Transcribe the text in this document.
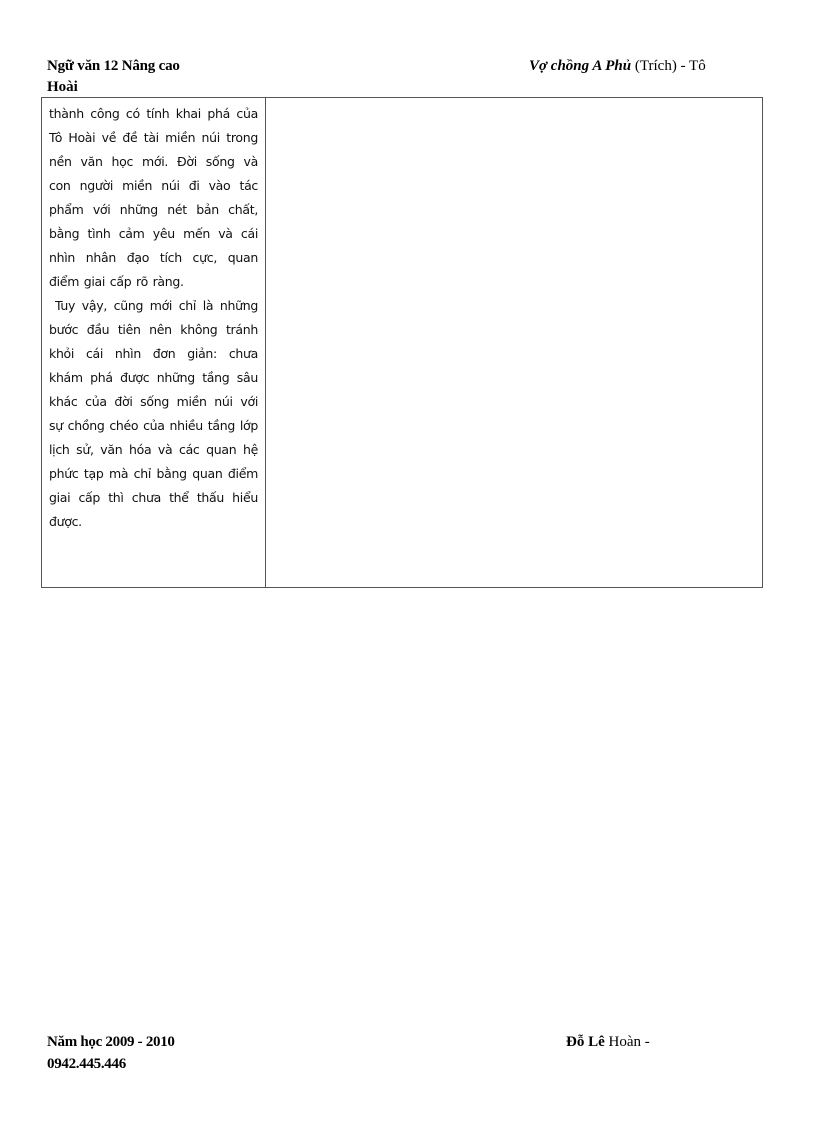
Ngữ văn 12 Nâng cao	Vợ chồng A Phủ (Trích) - Tô
Hoài

thành công có tính khai phá của Tô Hoài về đề tài miền núi trong nền văn học mới. Đời sống và con người miền núi đi vào tác phẩm với những nét bản chất, bằng tình cảm yêu mến và cái nhìn nhân đạo tích cực, quan điểm giai cấp rõ ràng.

Tuy vậy, cũng mới chỉ là những bước đầu tiên nên không tránh khỏi cái nhìn đơn giản: chưa khám phá được những tầng sâu khác của đời sống miền núi với sự chồng chéo của nhiều tầng lớp lịch sử, văn hóa và các quan hệ phức tạp mà chỉ bằng quan điểm giai cấp thì chưa thể thấu hiểu được.

Năm học 2009 - 2010	Đỗ Lê Hoàn -
0942.445.446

──────

(THE REQUEST)
Give back every line exactly as it stands, pictures excluded.

(THE REPLY)
Transcribe the text in this document.
Ngữ văn 12 Nâng cao	Vợ chồng A Phủ (Trích) - Tô
Hoài

thành công có tính khai phá của Tô Hoài về đề tài miền núi trong nền văn học mới. Đời sống và con người miền núi đi vào tác phẩm với những nét bản chất, bằng tình cảm yêu mến và cái nhìn nhân đạo tích cực, quan điểm giai cấp rõ ràng.

Tuy vậy, cũng mới chỉ là những bước đầu tiên nên không tránh khỏi cái nhìn đơn giản: chưa khám phá được những tầng sâu khác của đời sống miền núi với sự chồng chéo của nhiều tầng lớp lịch sử, văn hóa và các quan hệ phức tạp mà chỉ bằng quan điểm giai cấp thì chưa thể thấu hiểu được.

Năm học 2009 - 2010	Đỗ Lê Hoàn -
0942.445.446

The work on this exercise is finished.